Copy the data word for word, keeping every line.

[Dataset records]
^^^^^^^^
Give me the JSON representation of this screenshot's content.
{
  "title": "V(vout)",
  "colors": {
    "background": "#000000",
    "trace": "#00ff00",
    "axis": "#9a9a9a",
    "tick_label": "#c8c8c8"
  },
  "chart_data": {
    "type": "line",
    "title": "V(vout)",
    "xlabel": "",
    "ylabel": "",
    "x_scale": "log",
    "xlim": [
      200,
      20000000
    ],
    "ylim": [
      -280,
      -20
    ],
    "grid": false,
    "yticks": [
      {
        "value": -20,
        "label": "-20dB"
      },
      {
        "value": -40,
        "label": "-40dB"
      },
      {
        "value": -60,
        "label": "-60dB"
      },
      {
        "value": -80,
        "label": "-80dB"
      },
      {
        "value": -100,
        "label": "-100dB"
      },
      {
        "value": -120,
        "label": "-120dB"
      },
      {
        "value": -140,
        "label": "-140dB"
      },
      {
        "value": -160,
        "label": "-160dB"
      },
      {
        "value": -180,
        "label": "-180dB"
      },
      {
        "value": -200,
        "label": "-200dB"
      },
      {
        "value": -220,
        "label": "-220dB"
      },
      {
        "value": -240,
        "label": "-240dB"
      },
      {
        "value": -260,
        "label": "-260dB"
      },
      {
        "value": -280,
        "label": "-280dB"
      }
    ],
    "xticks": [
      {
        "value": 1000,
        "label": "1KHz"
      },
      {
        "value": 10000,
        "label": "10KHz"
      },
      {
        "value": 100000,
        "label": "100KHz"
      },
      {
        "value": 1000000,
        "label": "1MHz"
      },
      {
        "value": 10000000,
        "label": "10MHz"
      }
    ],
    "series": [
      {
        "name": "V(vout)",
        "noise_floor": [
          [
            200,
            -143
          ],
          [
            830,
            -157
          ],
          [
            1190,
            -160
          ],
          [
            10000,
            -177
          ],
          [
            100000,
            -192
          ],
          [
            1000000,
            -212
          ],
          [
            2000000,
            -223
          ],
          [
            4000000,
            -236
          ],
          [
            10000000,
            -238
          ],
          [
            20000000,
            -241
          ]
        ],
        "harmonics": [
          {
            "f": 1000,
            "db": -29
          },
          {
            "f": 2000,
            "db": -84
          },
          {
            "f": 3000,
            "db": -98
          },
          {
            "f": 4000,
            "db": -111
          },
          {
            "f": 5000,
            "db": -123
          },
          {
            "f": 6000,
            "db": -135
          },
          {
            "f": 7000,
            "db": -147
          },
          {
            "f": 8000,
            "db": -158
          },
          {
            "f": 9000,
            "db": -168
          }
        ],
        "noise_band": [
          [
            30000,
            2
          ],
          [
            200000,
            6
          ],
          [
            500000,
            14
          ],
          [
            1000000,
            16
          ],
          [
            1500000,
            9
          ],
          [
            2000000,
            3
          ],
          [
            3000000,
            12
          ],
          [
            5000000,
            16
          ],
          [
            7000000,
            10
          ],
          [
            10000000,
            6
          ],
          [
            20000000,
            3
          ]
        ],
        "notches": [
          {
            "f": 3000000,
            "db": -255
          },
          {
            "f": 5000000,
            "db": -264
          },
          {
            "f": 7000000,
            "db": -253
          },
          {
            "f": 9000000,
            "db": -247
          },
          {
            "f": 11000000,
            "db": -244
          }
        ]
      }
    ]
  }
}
^^^^^^^^
■ **The output**
Give me the JSON representation of this screenshot's content.
{
  "title": "V(vout)",
  "colors": {
    "background": "#000000",
    "trace": "#00ff00",
    "axis": "#9a9a9a",
    "tick_label": "#c8c8c8"
  },
  "chart_data": {
    "type": "line",
    "title": "V(vout)",
    "xlabel": "",
    "ylabel": "",
    "x_scale": "log",
    "xlim": [
      200,
      20000000
    ],
    "ylim": [
      -280,
      -20
    ],
    "grid": false,
    "yticks": [
      {
        "value": -20,
        "label": "-20dB"
      },
      {
        "value": -40,
        "label": "-40dB"
      },
      {
        "value": -60,
        "label": "-60dB"
      },
      {
        "value": -80,
        "label": "-80dB"
      },
      {
        "value": -100,
        "label": "-100dB"
      },
      {
        "value": -120,
        "label": "-120dB"
      },
      {
        "value": -140,
        "label": "-140dB"
      },
      {
        "value": -160,
        "label": "-160dB"
      },
      {
        "value": -180,
        "label": "-180dB"
      },
      {
        "value": -200,
        "label": "-200dB"
      },
      {
        "value": -220,
        "label": "-220dB"
      },
      {
        "value": -240,
        "label": "-240dB"
      },
      {
        "value": -260,
        "label": "-260dB"
      },
      {
        "value": -280,
        "label": "-280dB"
      }
    ],
    "xticks": [
      {
        "value": 1000,
        "label": "1KHz"
      },
      {
        "value": 10000,
        "label": "10KHz"
      },
      {
        "value": 100000,
        "label": "100KHz"
      },
      {
        "value": 1000000,
        "label": "1MHz"
      },
      {
        "value": 10000000,
        "label": "10MHz"
      }
    ],
    "series": [
      {
        "name": "V(vout)",
        "noise_floor": [
          [
            200,
            -143
          ],
          [
            830,
            -157
          ],
          [
            1190,
            -160
          ],
          [
            10000,
            -177
          ],
          [
            100000,
            -192
          ],
          [
            1000000,
            -212
          ],
          [
            2000000,
            -223
          ],
          [
            4000000,
            -236
          ],
          [
            10000000,
            -238
          ],
          [
            20000000,
            -241
          ]
        ],
        "harmonics": [
          {
            "f": 1000,
            "db": -29
          },
          {
            "f": 2000,
            "db": -84
          },
          {
            "f": 3000,
            "db": -98
          },
          {
            "f": 4000,
            "db": -111
          },
          {
            "f": 5000,
            "db": -123
          },
          {
            "f": 6000,
            "db": -135
          },
          {
            "f": 7000,
            "db": -147
          },
          {
            "f": 8000,
            "db": -158
          },
          {
            "f": 9000,
            "db": -168
          }
        ],
        "noise_band": [
          [
            30000,
            2
          ],
          [
            200000,
            6
          ],
          [
            500000,
            14
          ],
          [
            1000000,
            16
          ],
          [
            1500000,
            9
          ],
          [
            2000000,
            3
          ],
          [
            3000000,
            12
          ],
          [
            5000000,
            16
          ],
          [
            7000000,
            10
          ],
          [
            10000000,
            6
          ],
          [
            20000000,
            3
          ]
        ],
        "notches": [
          {
            "f": 3000000,
            "db": -255
          },
          {
            "f": 5000000,
            "db": -264
          },
          {
            "f": 7000000,
            "db": -253
          },
          {
            "f": 9000000,
            "db": -247
          },
          {
            "f": 11000000,
            "db": -244
          }
        ]
      }
    ]
  }
}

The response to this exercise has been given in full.